> What you need to do: Write out the entries below once more, exactly, with the pictures left out.

#### Materials provided ####

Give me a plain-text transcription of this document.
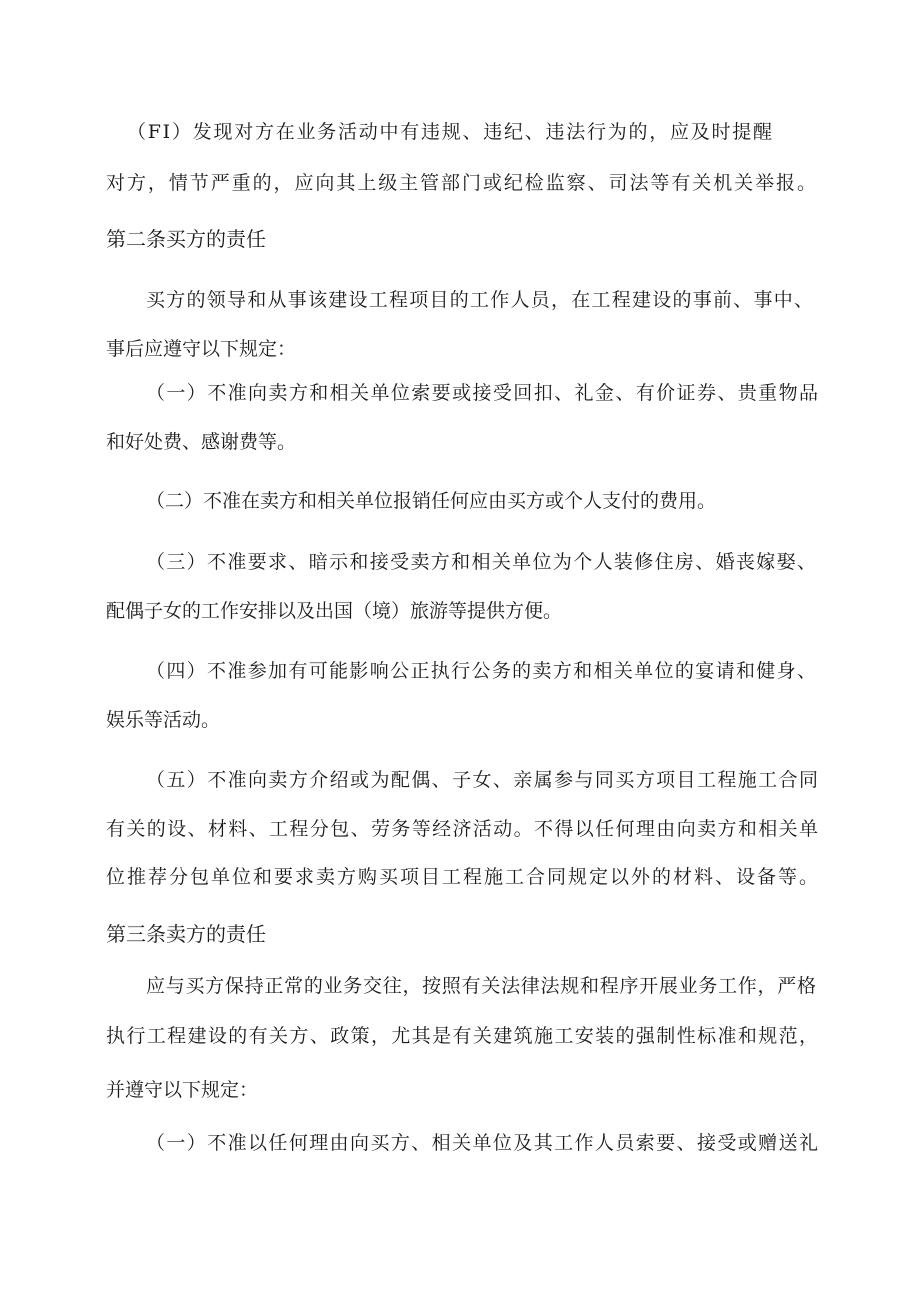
（FI）发现对方在业务活动中有违规、违纪、违法行为的，应及时提醒
对方，情节严重的，应向其上级主管部门或纪检监察、司法等有关机关举报。
第二条买方的责任
买方的领导和从事该建设工程项目的工作人员，在工程建设的事前、事中、
事后应遵守以下规定：
（一）不准向卖方和相关单位索要或接受回扣、礼金、有价证券、贵重物品
和好处费、感谢费等。
（二）不准在卖方和相关单位报销任何应由买方或个人支付的费用。
（三）不准要求、暗示和接受卖方和相关单位为个人装修住房、婚丧嫁娶、
配偶子女的工作安排以及出国（境）旅游等提供方便。
（四）不准参加有可能影响公正执行公务的卖方和相关单位的宴请和健身、
娱乐等活动。
（五）不准向卖方介绍或为配偶、子女、亲属参与同买方项目工程施工合同
有关的设、材料、工程分包、劳务等经济活动。不得以任何理由向卖方和相关单
位推荐分包单位和要求卖方购买项目工程施工合同规定以外的材料、设备等。
第三条卖方的责任
应与买方保持正常的业务交往，按照有关法律法规和程序开展业务工作，严格
执行工程建设的有关方、政策，尤其是有关建筑施工安装的强制性标准和规范，
并遵守以下规定：
（一）不准以任何理由向买方、相关单位及其工作人员索要、接受或赠送礼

####

> Task solution:
Give me a plain-text transcription of this document.
（FI）发现对方在业务活动中有违规、违纪、违法行为的，应及时提醒
对方，情节严重的，应向其上级主管部门或纪检监察、司法等有关机关举报。
第二条买方的责任
买方的领导和从事该建设工程项目的工作人员，在工程建设的事前、事中、
事后应遵守以下规定：
（一）不准向卖方和相关单位索要或接受回扣、礼金、有价证券、贵重物品
和好处费、感谢费等。
（二）不准在卖方和相关单位报销任何应由买方或个人支付的费用。
（三）不准要求、暗示和接受卖方和相关单位为个人装修住房、婚丧嫁娶、
配偶子女的工作安排以及出国（境）旅游等提供方便。
（四）不准参加有可能影响公正执行公务的卖方和相关单位的宴请和健身、
娱乐等活动。
（五）不准向卖方介绍或为配偶、子女、亲属参与同买方项目工程施工合同
有关的设、材料、工程分包、劳务等经济活动。不得以任何理由向卖方和相关单
位推荐分包单位和要求卖方购买项目工程施工合同规定以外的材料、设备等。
第三条卖方的责任
应与买方保持正常的业务交往，按照有关法律法规和程序开展业务工作，严格
执行工程建设的有关方、政策，尤其是有关建筑施工安装的强制性标准和规范，
并遵守以下规定：
（一）不准以任何理由向买方、相关单位及其工作人员索要、接受或赠送礼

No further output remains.